Data:
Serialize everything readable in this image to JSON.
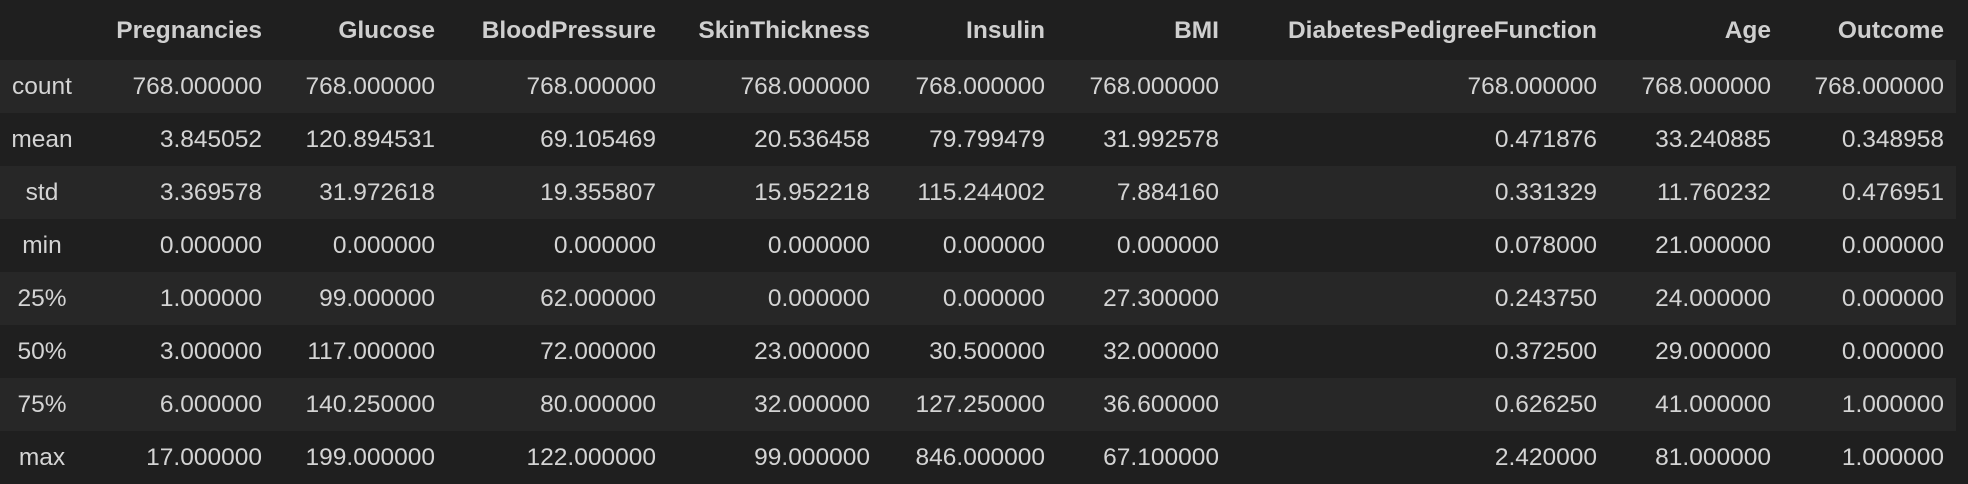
{
  "table": {
    "corner": "",
    "columns": [
      "Pregnancies",
      "Glucose",
      "BloodPressure",
      "SkinThickness",
      "Insulin",
      "BMI",
      "DiabetesPedigreeFunction",
      "Age",
      "Outcome"
    ],
    "rows": [
      {
        "label": "count",
        "values": [
          "768.000000",
          "768.000000",
          "768.000000",
          "768.000000",
          "768.000000",
          "768.000000",
          "768.000000",
          "768.000000",
          "768.000000"
        ]
      },
      {
        "label": "mean",
        "values": [
          "3.845052",
          "120.894531",
          "69.105469",
          "20.536458",
          "79.799479",
          "31.992578",
          "0.471876",
          "33.240885",
          "0.348958"
        ]
      },
      {
        "label": "std",
        "values": [
          "3.369578",
          "31.972618",
          "19.355807",
          "15.952218",
          "115.244002",
          "7.884160",
          "0.331329",
          "11.760232",
          "0.476951"
        ]
      },
      {
        "label": "min",
        "values": [
          "0.000000",
          "0.000000",
          "0.000000",
          "0.000000",
          "0.000000",
          "0.000000",
          "0.078000",
          "21.000000",
          "0.000000"
        ]
      },
      {
        "label": "25%",
        "values": [
          "1.000000",
          "99.000000",
          "62.000000",
          "0.000000",
          "0.000000",
          "27.300000",
          "0.243750",
          "24.000000",
          "0.000000"
        ]
      },
      {
        "label": "50%",
        "values": [
          "3.000000",
          "117.000000",
          "72.000000",
          "23.000000",
          "30.500000",
          "32.000000",
          "0.372500",
          "29.000000",
          "0.000000"
        ]
      },
      {
        "label": "75%",
        "values": [
          "6.000000",
          "140.250000",
          "80.000000",
          "32.000000",
          "127.250000",
          "36.600000",
          "0.626250",
          "41.000000",
          "1.000000"
        ]
      },
      {
        "label": "max",
        "values": [
          "17.000000",
          "199.000000",
          "122.000000",
          "99.000000",
          "846.000000",
          "67.100000",
          "2.420000",
          "81.000000",
          "1.000000"
        ]
      }
    ]
  }
}
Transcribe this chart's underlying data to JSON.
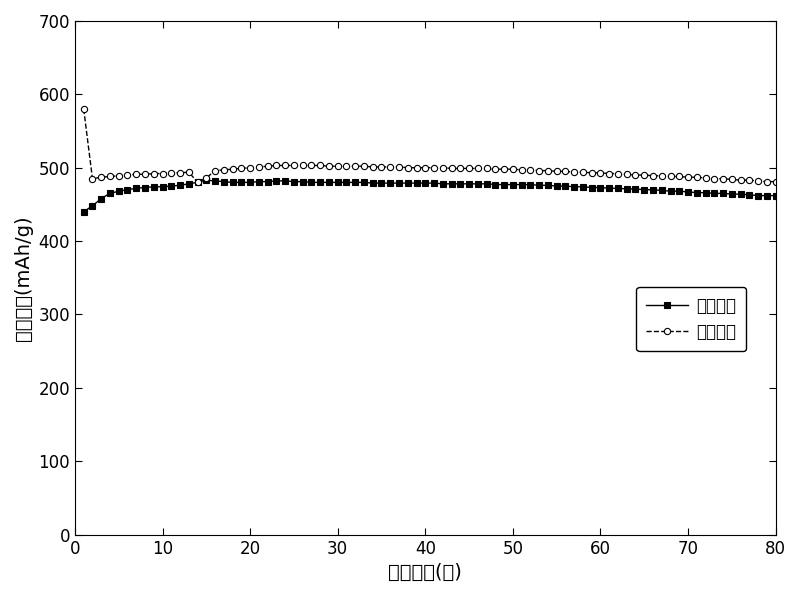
{
  "discharge_x": [
    1,
    2,
    3,
    4,
    5,
    6,
    7,
    8,
    9,
    10,
    11,
    12,
    13,
    14,
    15,
    16,
    17,
    18,
    19,
    20,
    21,
    22,
    23,
    24,
    25,
    26,
    27,
    28,
    29,
    30,
    31,
    32,
    33,
    34,
    35,
    36,
    37,
    38,
    39,
    40,
    41,
    42,
    43,
    44,
    45,
    46,
    47,
    48,
    49,
    50,
    51,
    52,
    53,
    54,
    55,
    56,
    57,
    58,
    59,
    60,
    61,
    62,
    63,
    64,
    65,
    66,
    67,
    68,
    69,
    70,
    71,
    72,
    73,
    74,
    75,
    76,
    77,
    78,
    79,
    80
  ],
  "discharge_y": [
    440,
    448,
    458,
    465,
    468,
    470,
    472,
    473,
    474,
    474,
    475,
    476,
    478,
    480,
    483,
    482,
    481,
    480,
    480,
    480,
    481,
    481,
    482,
    482,
    481,
    481,
    480,
    480,
    480,
    480,
    480,
    480,
    480,
    479,
    479,
    479,
    479,
    479,
    479,
    479,
    479,
    478,
    478,
    478,
    478,
    478,
    478,
    477,
    477,
    477,
    477,
    477,
    476,
    476,
    475,
    475,
    474,
    474,
    473,
    473,
    472,
    472,
    471,
    471,
    470,
    470,
    469,
    468,
    468,
    467,
    466,
    466,
    465,
    465,
    464,
    464,
    463,
    462,
    462,
    462
  ],
  "charge_x": [
    1,
    2,
    3,
    4,
    5,
    6,
    7,
    8,
    9,
    10,
    11,
    12,
    13,
    14,
    15,
    16,
    17,
    18,
    19,
    20,
    21,
    22,
    23,
    24,
    25,
    26,
    27,
    28,
    29,
    30,
    31,
    32,
    33,
    34,
    35,
    36,
    37,
    38,
    39,
    40,
    41,
    42,
    43,
    44,
    45,
    46,
    47,
    48,
    49,
    50,
    51,
    52,
    53,
    54,
    55,
    56,
    57,
    58,
    59,
    60,
    61,
    62,
    63,
    64,
    65,
    66,
    67,
    68,
    69,
    70,
    71,
    72,
    73,
    74,
    75,
    76,
    77,
    78,
    79,
    80
  ],
  "charge_y": [
    580,
    485,
    487,
    488,
    489,
    490,
    491,
    491,
    492,
    492,
    493,
    493,
    494,
    480,
    486,
    496,
    497,
    498,
    499,
    500,
    501,
    502,
    503,
    503,
    503,
    503,
    503,
    503,
    502,
    502,
    502,
    502,
    502,
    501,
    501,
    501,
    501,
    500,
    500,
    500,
    500,
    500,
    499,
    499,
    499,
    499,
    499,
    498,
    498,
    498,
    497,
    497,
    496,
    496,
    495,
    495,
    494,
    494,
    493,
    493,
    492,
    492,
    491,
    490,
    490,
    489,
    489,
    488,
    488,
    487,
    487,
    486,
    485,
    485,
    484,
    483,
    483,
    482,
    481,
    481
  ],
  "xlabel": "循环次数(周)",
  "ylabel": "克比容量(mAh/g)",
  "xlim": [
    0,
    80
  ],
  "ylim": [
    0,
    700
  ],
  "xticks": [
    0,
    10,
    20,
    30,
    40,
    50,
    60,
    70,
    80
  ],
  "yticks": [
    0,
    100,
    200,
    300,
    400,
    500,
    600,
    700
  ],
  "legend_discharge": "放电曲线",
  "legend_charge": "充电曲线",
  "line_color": "#000000",
  "bg_color": "#ffffff",
  "fontsize_label": 14,
  "fontsize_tick": 12,
  "fontsize_legend": 12
}
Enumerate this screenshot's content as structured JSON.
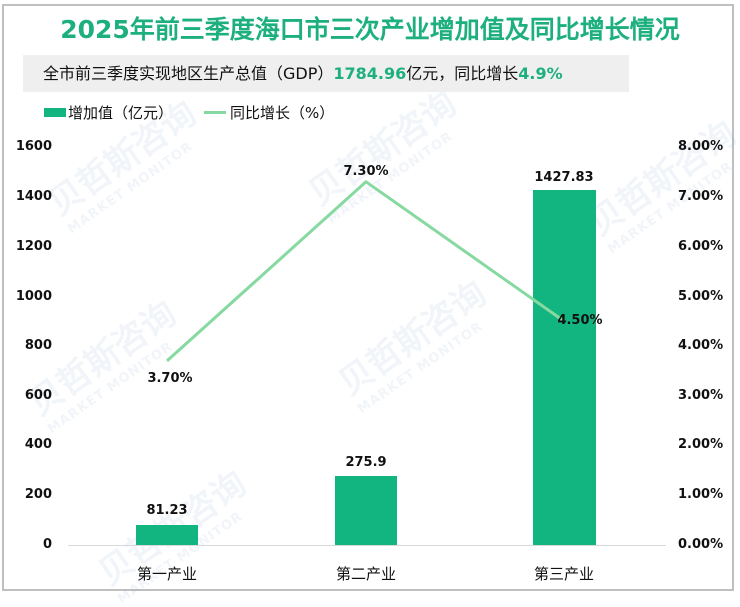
{
  "title": "2025年前三季度海口市三次产业增加值及同比增长情况",
  "subtitle": {
    "prefix": "全市前三季度实现地区生产总值（GDP）",
    "gdp_value": "1784.96",
    "middle": "亿元，同比增长",
    "growth": "4.9%"
  },
  "legend": [
    {
      "label": "增加值（亿元）",
      "type": "bar",
      "color": "#12b47f"
    },
    {
      "label": "同比增长（%）",
      "type": "line",
      "color": "#86d9a0"
    }
  ],
  "watermark": {
    "cn": "贝哲斯咨询",
    "en": "MARKET MONITOR"
  },
  "axes": {
    "left_ticks": [
      "1600",
      "1400",
      "1200",
      "1000",
      "800",
      "600",
      "400",
      "200",
      "0"
    ],
    "right_ticks": [
      "8.00%",
      "7.00%",
      "6.00%",
      "5.00%",
      "4.00%",
      "3.00%",
      "2.00%",
      "1.00%",
      "0.00%"
    ]
  },
  "chart_data": {
    "type": "bar",
    "title": "2025年前三季度海口市三次产业增加值及同比增长情况",
    "subtitle": "全市前三季度实现地区生产总值（GDP）1784.96亿元，同比增长4.9%",
    "categories": [
      "第一产业",
      "第二产业",
      "第三产业"
    ],
    "series": [
      {
        "name": "增加值（亿元）",
        "type": "bar",
        "axis": "left",
        "values": [
          81.23,
          275.9,
          1427.83
        ],
        "labels": [
          "81.23",
          "275.9",
          "1427.83"
        ],
        "color": "#12b47f"
      },
      {
        "name": "同比增长（%）",
        "type": "line",
        "axis": "right",
        "values": [
          3.7,
          7.3,
          4.5
        ],
        "labels": [
          "3.70%",
          "7.30%",
          "4.50%"
        ],
        "color": "#86d9a0"
      }
    ],
    "xlabel": "",
    "ylabel": "",
    "ylim": [
      0,
      1600
    ],
    "y2lim": [
      0,
      8
    ],
    "grid": false,
    "legend_position": "top-left"
  }
}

Exercise requirements:
Print each entry shown above with exact wording and no pictures.

Response for this exercise:
Serialize everything readable in this image to JSON.
{
  "table": {
    "corner": "",
    "columns": [
      "Pregnancies",
      "Glucose",
      "BloodPressure",
      "SkinThickness",
      "Insulin",
      "BMI",
      "DiabetesPedigreeFunction",
      "Age",
      "Outcome"
    ],
    "rows": [
      {
        "label": "count",
        "values": [
          "768.000000",
          "768.000000",
          "768.000000",
          "768.000000",
          "768.000000",
          "768.000000",
          "768.000000",
          "768.000000",
          "768.000000"
        ]
      },
      {
        "label": "mean",
        "values": [
          "3.845052",
          "120.894531",
          "69.105469",
          "20.536458",
          "79.799479",
          "31.992578",
          "0.471876",
          "33.240885",
          "0.348958"
        ]
      },
      {
        "label": "std",
        "values": [
          "3.369578",
          "31.972618",
          "19.355807",
          "15.952218",
          "115.244002",
          "7.884160",
          "0.331329",
          "11.760232",
          "0.476951"
        ]
      },
      {
        "label": "min",
        "values": [
          "0.000000",
          "0.000000",
          "0.000000",
          "0.000000",
          "0.000000",
          "0.000000",
          "0.078000",
          "21.000000",
          "0.000000"
        ]
      },
      {
        "label": "25%",
        "values": [
          "1.000000",
          "99.000000",
          "62.000000",
          "0.000000",
          "0.000000",
          "27.300000",
          "0.243750",
          "24.000000",
          "0.000000"
        ]
      },
      {
        "label": "50%",
        "values": [
          "3.000000",
          "117.000000",
          "72.000000",
          "23.000000",
          "30.500000",
          "32.000000",
          "0.372500",
          "29.000000",
          "0.000000"
        ]
      },
      {
        "label": "75%",
        "values": [
          "6.000000",
          "140.250000",
          "80.000000",
          "32.000000",
          "127.250000",
          "36.600000",
          "0.626250",
          "41.000000",
          "1.000000"
        ]
      },
      {
        "label": "max",
        "values": [
          "17.000000",
          "199.000000",
          "122.000000",
          "99.000000",
          "846.000000",
          "67.100000",
          "2.420000",
          "81.000000",
          "1.000000"
        ]
      }
    ]
  }
}
Transcribe this chart's underlying data to JSON.
{
  "discharge_x": [
    1,
    2,
    3,
    4,
    5,
    6,
    7,
    8,
    9,
    10,
    11,
    12,
    13,
    14,
    15,
    16,
    17,
    18,
    19,
    20,
    21,
    22,
    23,
    24,
    25,
    26,
    27,
    28,
    29,
    30,
    31,
    32,
    33,
    34,
    35,
    36,
    37,
    38,
    39,
    40,
    41,
    42,
    43,
    44,
    45,
    46,
    47,
    48,
    49,
    50,
    51,
    52,
    53,
    54,
    55,
    56,
    57,
    58,
    59,
    60,
    61,
    62,
    63,
    64,
    65,
    66,
    67,
    68,
    69,
    70,
    71,
    72,
    73,
    74,
    75,
    76,
    77,
    78,
    79,
    80
  ],
  "discharge_y": [
    440,
    448,
    458,
    465,
    468,
    470,
    472,
    473,
    474,
    474,
    475,
    476,
    478,
    480,
    483,
    482,
    481,
    480,
    480,
    480,
    481,
    481,
    482,
    482,
    481,
    481,
    480,
    480,
    480,
    480,
    480,
    480,
    480,
    479,
    479,
    479,
    479,
    479,
    479,
    479,
    479,
    478,
    478,
    478,
    478,
    478,
    478,
    477,
    477,
    477,
    477,
    477,
    476,
    476,
    475,
    475,
    474,
    474,
    473,
    473,
    472,
    472,
    471,
    471,
    470,
    470,
    469,
    468,
    468,
    467,
    466,
    466,
    465,
    465,
    464,
    464,
    463,
    462,
    462,
    462
  ],
  "charge_x": [
    1,
    2,
    3,
    4,
    5,
    6,
    7,
    8,
    9,
    10,
    11,
    12,
    13,
    14,
    15,
    16,
    17,
    18,
    19,
    20,
    21,
    22,
    23,
    24,
    25,
    26,
    27,
    28,
    29,
    30,
    31,
    32,
    33,
    34,
    35,
    36,
    37,
    38,
    39,
    40,
    41,
    42,
    43,
    44,
    45,
    46,
    47,
    48,
    49,
    50,
    51,
    52,
    53,
    54,
    55,
    56,
    57,
    58,
    59,
    60,
    61,
    62,
    63,
    64,
    65,
    66,
    67,
    68,
    69,
    70,
    71,
    72,
    73,
    74,
    75,
    76,
    77,
    78,
    79,
    80
  ],
  "charge_y": [
    580,
    485,
    487,
    488,
    489,
    490,
    491,
    491,
    492,
    492,
    493,
    493,
    494,
    480,
    486,
    496,
    497,
    498,
    499,
    500,
    501,
    502,
    503,
    503,
    503,
    503,
    503,
    503,
    502,
    502,
    502,
    502,
    502,
    501,
    501,
    501,
    501,
    500,
    500,
    500,
    500,
    500,
    499,
    499,
    499,
    499,
    499,
    498,
    498,
    498,
    497,
    497,
    496,
    496,
    495,
    495,
    494,
    494,
    493,
    493,
    492,
    492,
    491,
    490,
    490,
    489,
    489,
    488,
    488,
    487,
    487,
    486,
    485,
    485,
    484,
    483,
    483,
    482,
    481,
    481
  ],
  "xlabel": "循环次数(周)",
  "ylabel": "克比容量(mAh/g)",
  "xlim": [
    0,
    80
  ],
  "ylim": [
    0,
    700
  ],
  "xticks": [
    0,
    10,
    20,
    30,
    40,
    50,
    60,
    70,
    80
  ],
  "yticks": [
    0,
    100,
    200,
    300,
    400,
    500,
    600,
    700
  ],
  "legend_discharge": "放电曲线",
  "legend_charge": "充电曲线",
  "line_color": "#000000",
  "bg_color": "#ffffff",
  "fontsize_label": 14,
  "fontsize_tick": 12,
  "fontsize_legend": 12
}
Enumerate this screenshot's content as structured JSON.
{
  "title": "2025年前三季度海口市三次产业增加值及同比增长情况",
  "subtitle": {
    "prefix": "全市前三季度实现地区生产总值（GDP）",
    "gdp_value": "1784.96",
    "middle": "亿元，同比增长",
    "growth": "4.9%"
  },
  "legend": [
    {
      "label": "增加值（亿元）",
      "type": "bar",
      "color": "#12b47f"
    },
    {
      "label": "同比增长（%）",
      "type": "line",
      "color": "#86d9a0"
    }
  ],
  "watermark": {
    "cn": "贝哲斯咨询",
    "en": "MARKET MONITOR"
  },
  "axes": {
    "left_ticks": [
      "1600",
      "1400",
      "1200",
      "1000",
      "800",
      "600",
      "400",
      "200",
      "0"
    ],
    "right_ticks": [
      "8.00%",
      "7.00%",
      "6.00%",
      "5.00%",
      "4.00%",
      "3.00%",
      "2.00%",
      "1.00%",
      "0.00%"
    ]
  },
  "chart_data": {
    "type": "bar",
    "title": "2025年前三季度海口市三次产业增加值及同比增长情况",
    "subtitle": "全市前三季度实现地区生产总值（GDP）1784.96亿元，同比增长4.9%",
    "categories": [
      "第一产业",
      "第二产业",
      "第三产业"
    ],
    "series": [
      {
        "name": "增加值（亿元）",
        "type": "bar",
        "axis": "left",
        "values": [
          81.23,
          275.9,
          1427.83
        ],
        "labels": [
          "81.23",
          "275.9",
          "1427.83"
        ],
        "color": "#12b47f"
      },
      {
        "name": "同比增长（%）",
        "type": "line",
        "axis": "right",
        "values": [
          3.7,
          7.3,
          4.5
        ],
        "labels": [
          "3.70%",
          "7.30%",
          "4.50%"
        ],
        "color": "#86d9a0"
      }
    ],
    "xlabel": "",
    "ylabel": "",
    "ylim": [
      0,
      1600
    ],
    "y2lim": [
      0,
      8
    ],
    "grid": false,
    "legend_position": "top-left"
  }
}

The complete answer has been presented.